EXERCISE: Reproduce each line bearing the word "себя".

GIVEN RECORDS:

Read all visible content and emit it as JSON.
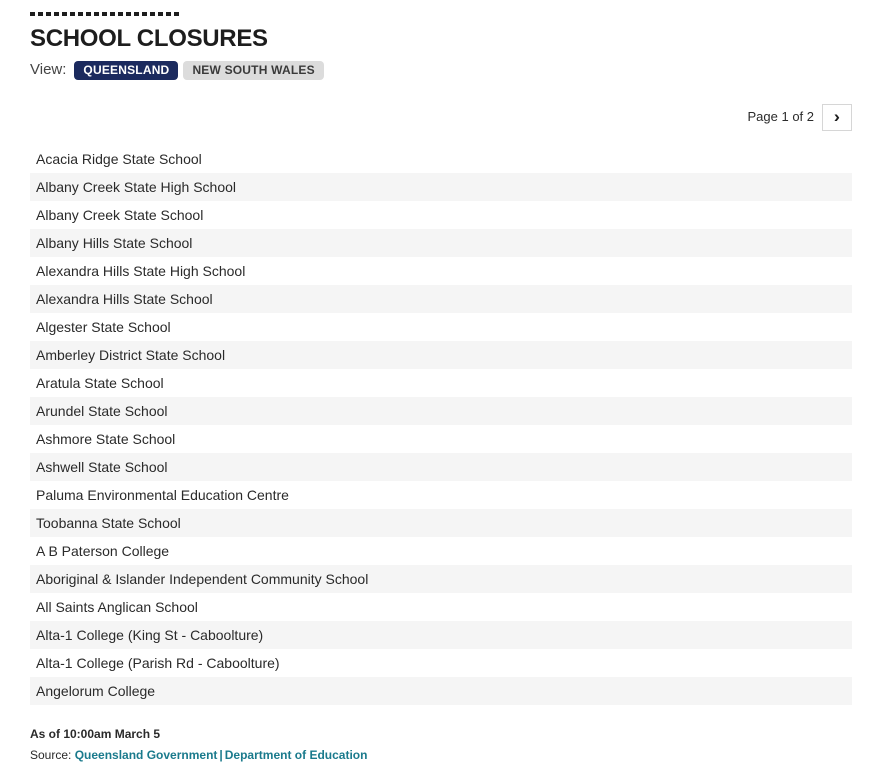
{
  "header": {
    "title": "SCHOOL CLOSURES",
    "view_label": "View:",
    "tabs": [
      {
        "label": "QUEENSLAND",
        "active": true
      },
      {
        "label": "NEW SOUTH WALES",
        "active": false
      }
    ]
  },
  "pagination": {
    "label": "Page 1 of 2",
    "next_icon": "›",
    "current_page": 1,
    "total_pages": 2
  },
  "list": {
    "items": [
      "Acacia Ridge State School",
      "Albany Creek State High School",
      "Albany Creek State School",
      "Albany Hills State School",
      "Alexandra Hills State High School",
      "Alexandra Hills State School",
      "Algester State School",
      "Amberley District State School",
      "Aratula State School",
      "Arundel State School",
      "Ashmore State School",
      "Ashwell State School",
      "Paluma Environmental Education Centre",
      "Toobanna State School",
      "A B Paterson College",
      "Aboriginal & Islander Independent Community School",
      "All Saints Anglican School",
      "Alta-1 College (King St - Caboolture)",
      "Alta-1 College (Parish Rd - Caboolture)",
      "Angelorum College"
    ]
  },
  "footer": {
    "as_of": "As of 10:00am March 5",
    "source_prefix": "Source:",
    "source_links": [
      "Queensland Government",
      "Department of Education"
    ],
    "separator": "|"
  },
  "colors": {
    "accent_navy": "#1b2a5e",
    "link_teal": "#1a7a8c",
    "inactive_pill": "#dcdcdc",
    "stripe": "#f5f5f5",
    "text": "#2a2a2a"
  }
}
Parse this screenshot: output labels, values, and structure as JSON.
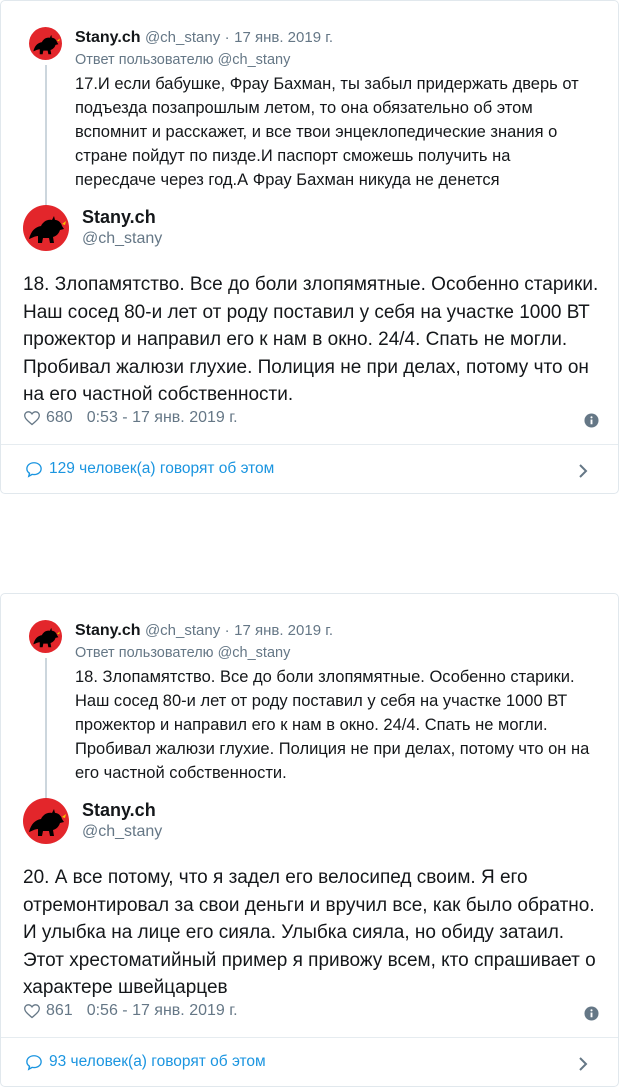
{
  "tweets": [
    {
      "quoted": {
        "name": "Stany.ch",
        "handle": "@ch_stany",
        "dot": "·",
        "date": "17 янв. 2019 г.",
        "reply_to": "Ответ пользователю @ch_stany",
        "text": "17.И если бабушке, Фрау Бахман, ты забыл придержать дверь от подъезда позапрошлым летом, то она обязательно об этом вспомнит и расскажет, и все твои энцеклопедические знания о стране пойдут по пизде.И паспорт сможешь получить на пересдаче через год.А Фрау Бахман никуда не денется"
      },
      "name": "Stany.ch",
      "handle": "@ch_stany",
      "text": "18. Злопамятство. Все до боли злопямятные. Особенно старики. Наш сосед 80-и лет от роду поставил у себя на участке 1000 ВТ прожектор и направил его к нам в окно. 24/4. Спать не могли. Пробивал жалюзи глухие.  Полиция не при делах, потому что он на его частной собственности.",
      "likes": "680",
      "timestamp": "0:53 - 17 янв. 2019 г.",
      "discussion": "129 человек(а) говорят об этом"
    },
    {
      "quoted": {
        "name": "Stany.ch",
        "handle": "@ch_stany",
        "dot": "·",
        "date": "17 янв. 2019 г.",
        "reply_to": "Ответ пользователю @ch_stany",
        "text": "18. Злопамятство. Все до боли злопямятные. Особенно старики. Наш сосед 80-и лет от роду поставил у себя на участке 1000 ВТ прожектор и направил его к нам в окно. 24/4. Спать не могли. Пробивал жалюзи глухие.  Полиция не при делах, потому что он на его частной собственности."
      },
      "name": "Stany.ch",
      "handle": "@ch_stany",
      "text": "20. А все потому, что я задел его велосипед своим. Я его отремонтировал за свои деньги и вручил все, как было обратно. И улыбка на лице его сияла. Улыбка сияла, но обиду затаил. Этот хрестоматийный  пример я привожу всем, кто спрашивает о характере швейцарцев",
      "likes": "861",
      "timestamp": "0:56 - 17 янв. 2019 г.",
      "discussion": "93 человек(а) говорят об этом"
    }
  ],
  "colors": {
    "link": "#1b95e0",
    "muted": "#657786",
    "border": "#e1e8ed",
    "avatar_bg": "#e3262b",
    "bear": "#000000",
    "bear_accent": "#f7c300"
  }
}
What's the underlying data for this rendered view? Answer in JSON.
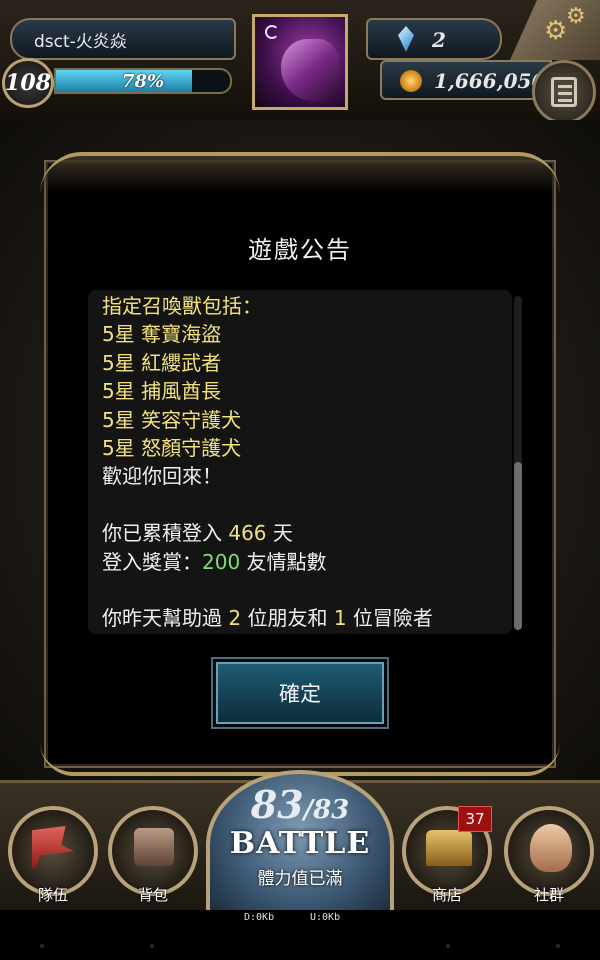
{
  "hud": {
    "player_name": "dsct-火炎焱",
    "level": "108",
    "exp_percent_text": "78%",
    "exp_fraction": 0.78,
    "gems": "2",
    "coins": "1,666,056"
  },
  "dialog": {
    "title": "遊戲公告",
    "lines": [
      [
        {
          "t": "指定召喚獸包括：",
          "c": "yellow"
        }
      ],
      [
        {
          "t": "5星 奪寶海盜",
          "c": "yellow"
        }
      ],
      [
        {
          "t": "5星 紅纓武者",
          "c": "yellow"
        }
      ],
      [
        {
          "t": "5星 捕風酋長",
          "c": "yellow"
        }
      ],
      [
        {
          "t": "5星 笑容守護犬",
          "c": "yellow"
        }
      ],
      [
        {
          "t": "5星 怒顏守護犬",
          "c": "yellow"
        }
      ],
      [
        {
          "t": "歡迎你回來！",
          "c": "white"
        }
      ],
      [],
      [
        {
          "t": "你已累積登入 ",
          "c": "white"
        },
        {
          "t": "466",
          "c": "yellow"
        },
        {
          "t": " 天",
          "c": "white"
        }
      ],
      [
        {
          "t": "登入獎賞：",
          "c": "white"
        },
        {
          "t": "200",
          "c": "green"
        },
        {
          "t": " 友情點數",
          "c": "white"
        }
      ],
      [],
      [
        {
          "t": "你昨天幫助過 ",
          "c": "white"
        },
        {
          "t": "2",
          "c": "yellow"
        },
        {
          "t": " 位朋友和 ",
          "c": "white"
        },
        {
          "t": "1",
          "c": "yellow"
        },
        {
          "t": " 位冒險者",
          "c": "white"
        }
      ]
    ],
    "confirm_label": "確定"
  },
  "nav": {
    "team_label": "隊伍",
    "bag_label": "背包",
    "shop_label": "商店",
    "social_label": "社群",
    "shop_badge": "37",
    "stamina_current": "83",
    "stamina_max": "/83",
    "battle_label": "BATTLE",
    "stamina_status": "體力值已滿"
  },
  "system": {
    "download": "D:0Kb",
    "upload": "U:0Kb"
  },
  "colors": {
    "text_yellow": "#f3e27b",
    "text_green": "#7de06e",
    "frame_gold": "#b39a62",
    "button_blue": "#1d5c74"
  }
}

FINAL RESULT:
      "text": "18. Злопамятство. Все до боли злопямятные. Особенно старики. Наш сосед 80-и лет от роду поставил у себя на участке 1000 ВТ прожектор и направил его к нам в окно. 24/4. Спать не могли. Пробивал жалюзи глухие.  Полиция не при делах, потому что он на его частной собственности.",
        "text": "18. Злопамятство. Все до боли злопямятные. Особенно старики. Наш сосед 80-и лет от роду поставил у себя на участке 1000 ВТ прожектор и направил его к нам в окно. 24/4. Спать не могли. Пробивал жалюзи глухие.  Полиция не при делах, потому что он на его частной собственности."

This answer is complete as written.